Exercise brief:
Copy out each line exactly; pictures stay out of the copy.

— start Material for this task —

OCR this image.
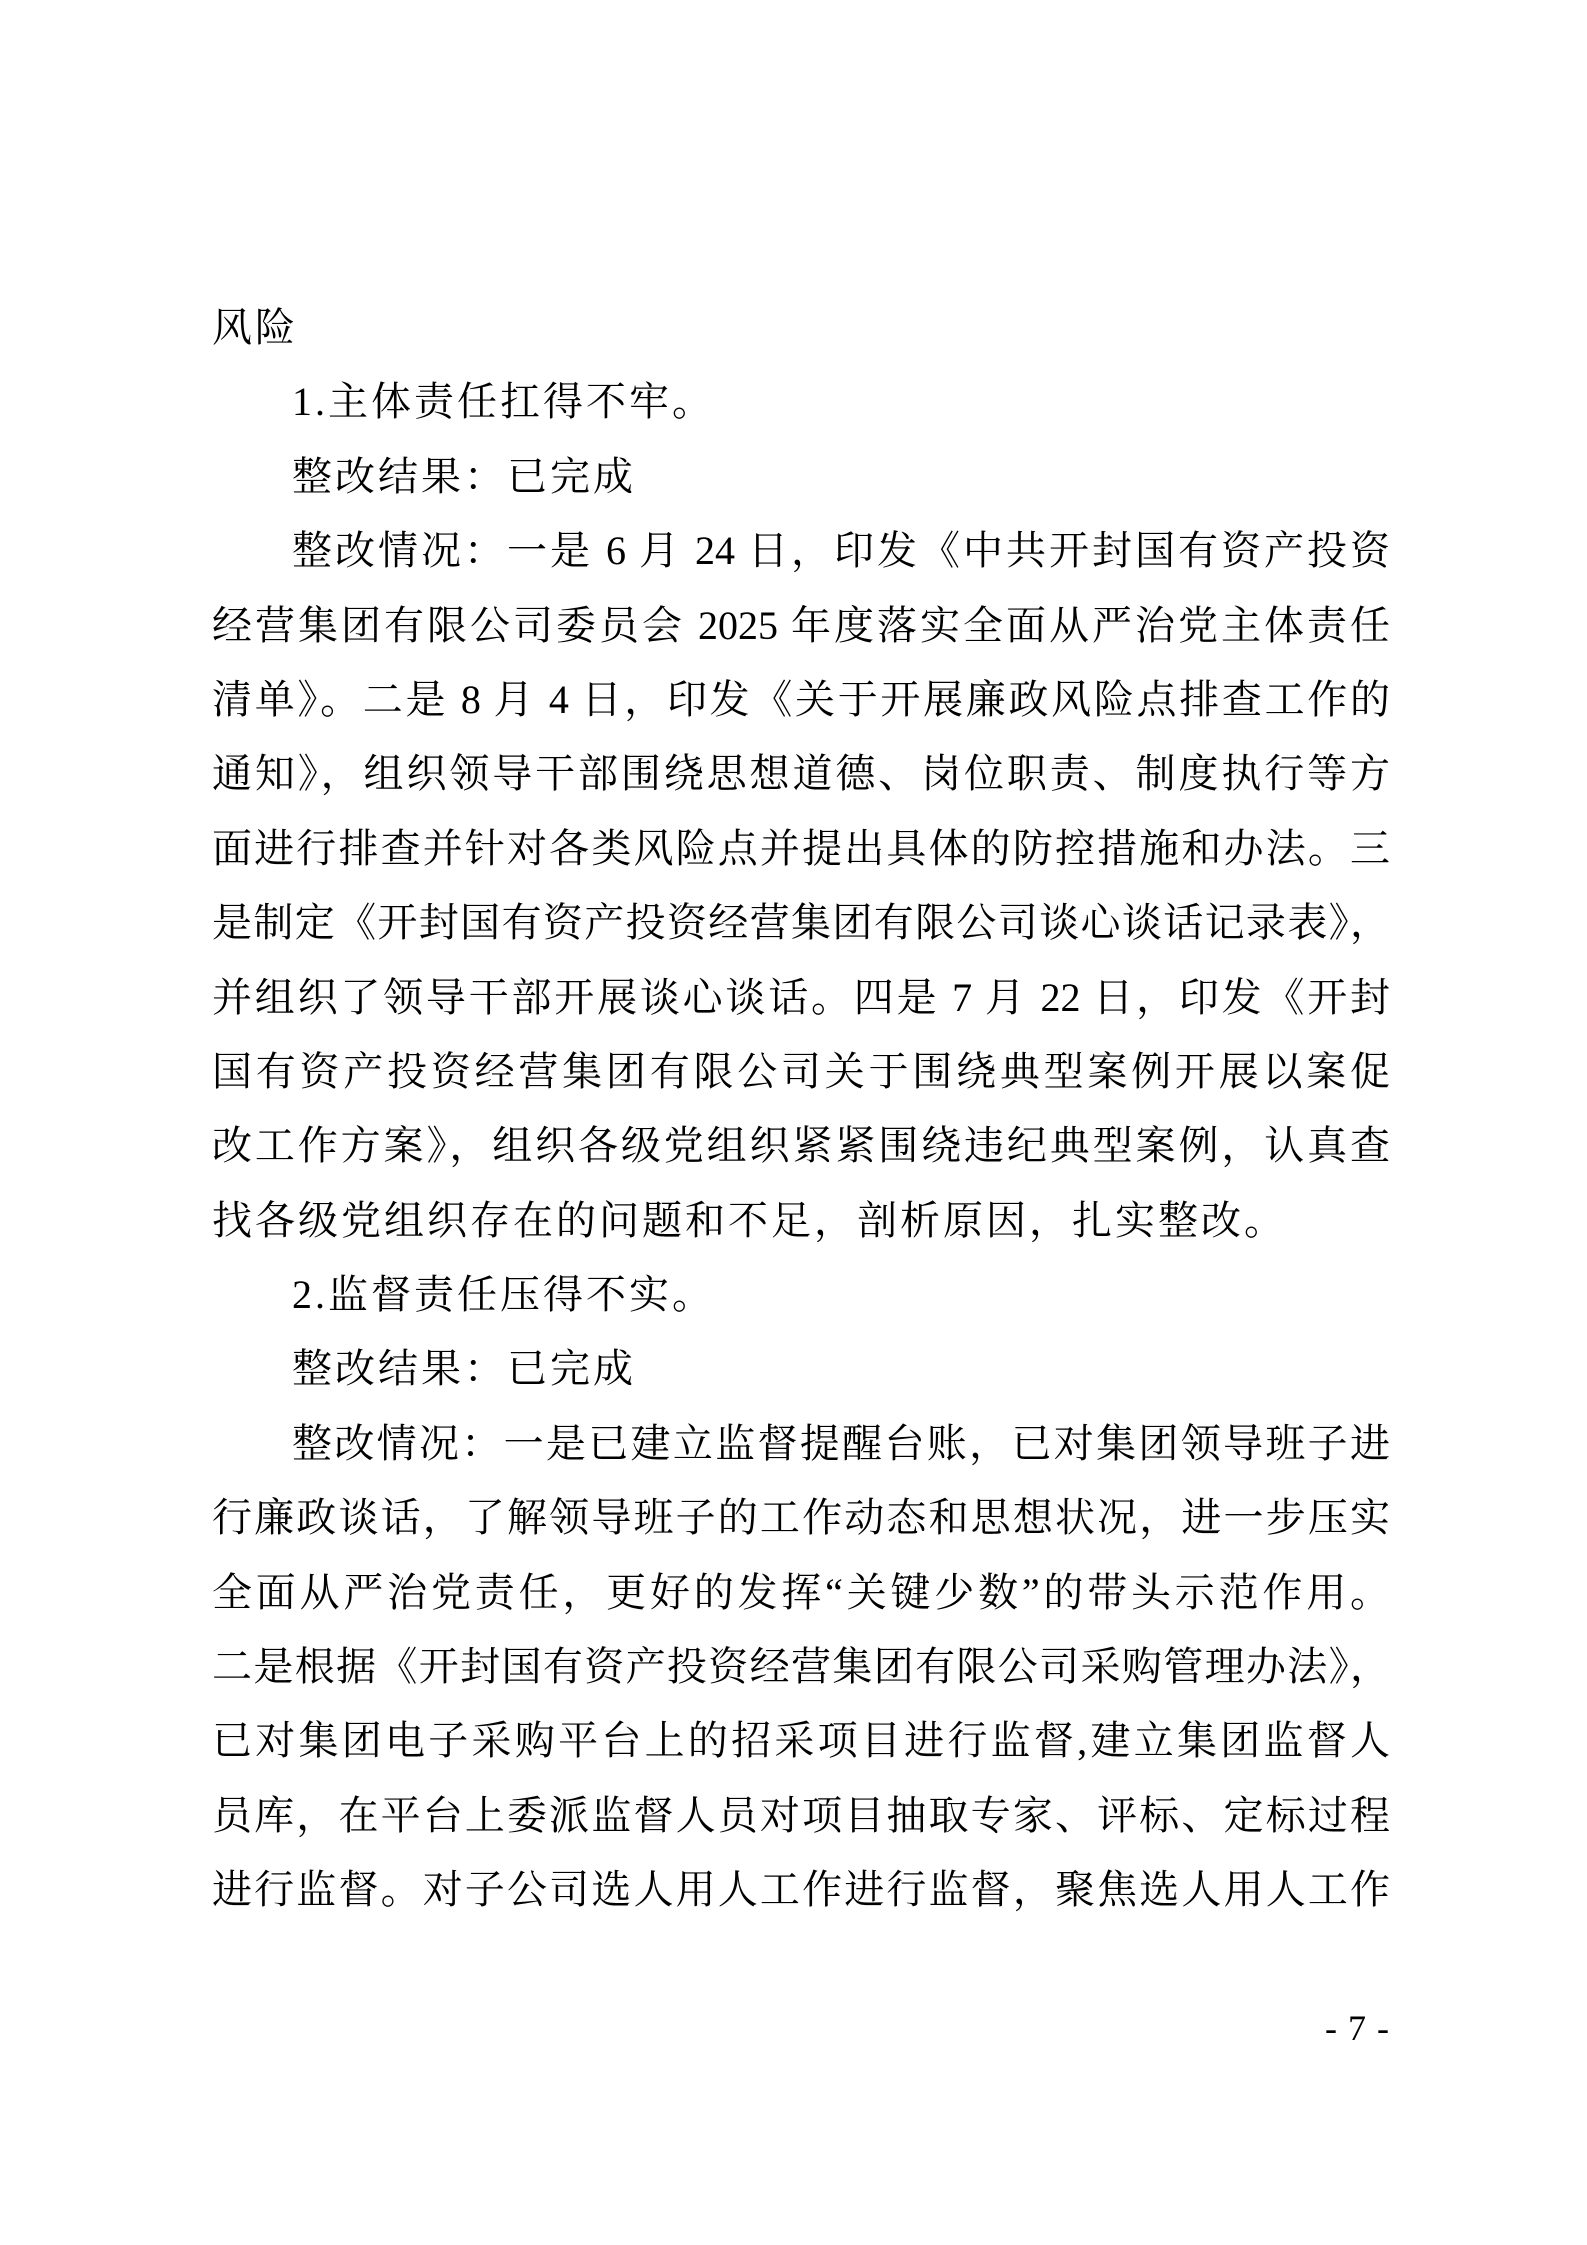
风险
1.主体责任扛得不牢。
整改结果：已完成
整改情况：一是 6 月 24 日，印发《中共开封国有资产投资
经营集团有限公司委员会 2025 年度落实全面从严治党主体责任
清单》。二是 8 月 4 日，印发《关于开展廉政风险点排查工作的
通知》，组织领导干部围绕思想道德、岗位职责、制度执行等方
面进行排查并针对各类风险点并提出具体的防控措施和办法。三
是制定《开封国有资产投资经营集团有限公司谈心谈话记录表》，
并组织了领导干部开展谈心谈话。四是 7 月 22 日，印发《开封
国有资产投资经营集团有限公司关于围绕典型案例开展以案促
改工作方案》，组织各级党组织紧紧围绕违纪典型案例，认真查
找各级党组织存在的问题和不足，剖析原因，扎实整改。
2.监督责任压得不实。
整改结果：已完成
整改情况：一是已建立监督提醒台账，已对集团领导班子进
行廉政谈话，了解领导班子的工作动态和思想状况，进一步压实
全面从严治党责任，更好的发挥“关键少数”的带头示范作用。
二是根据《开封国有资产投资经营集团有限公司采购管理办法》，
已对集团电子采购平台上的招采项目进行监督,建立集团监督人
员库，在平台上委派监督人员对项目抽取专家、评标、定标过程
进行监督。对子公司选人用人工作进行监督，聚焦选人用人工作
- 7 -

— end Material for this task —

Solution below:
OCR this image.
风险
1.主体责任扛得不牢。
整改结果：已完成
整改情况：一是 6 月 24 日，印发《中共开封国有资产投资
经营集团有限公司委员会 2025 年度落实全面从严治党主体责任
清单》。二是 8 月 4 日，印发《关于开展廉政风险点排查工作的
通知》，组织领导干部围绕思想道德、岗位职责、制度执行等方
面进行排查并针对各类风险点并提出具体的防控措施和办法。三
是制定《开封国有资产投资经营集团有限公司谈心谈话记录表》，
并组织了领导干部开展谈心谈话。四是 7 月 22 日，印发《开封
国有资产投资经营集团有限公司关于围绕典型案例开展以案促
改工作方案》，组织各级党组织紧紧围绕违纪典型案例，认真查
找各级党组织存在的问题和不足，剖析原因，扎实整改。
2.监督责任压得不实。
整改结果：已完成
整改情况：一是已建立监督提醒台账，已对集团领导班子进
行廉政谈话，了解领导班子的工作动态和思想状况，进一步压实
全面从严治党责任，更好的发挥“关键少数”的带头示范作用。
二是根据《开封国有资产投资经营集团有限公司采购管理办法》，
已对集团电子采购平台上的招采项目进行监督,建立集团监督人
员库，在平台上委派监督人员对项目抽取专家、评标、定标过程
进行监督。对子公司选人用人工作进行监督，聚焦选人用人工作
- 7 -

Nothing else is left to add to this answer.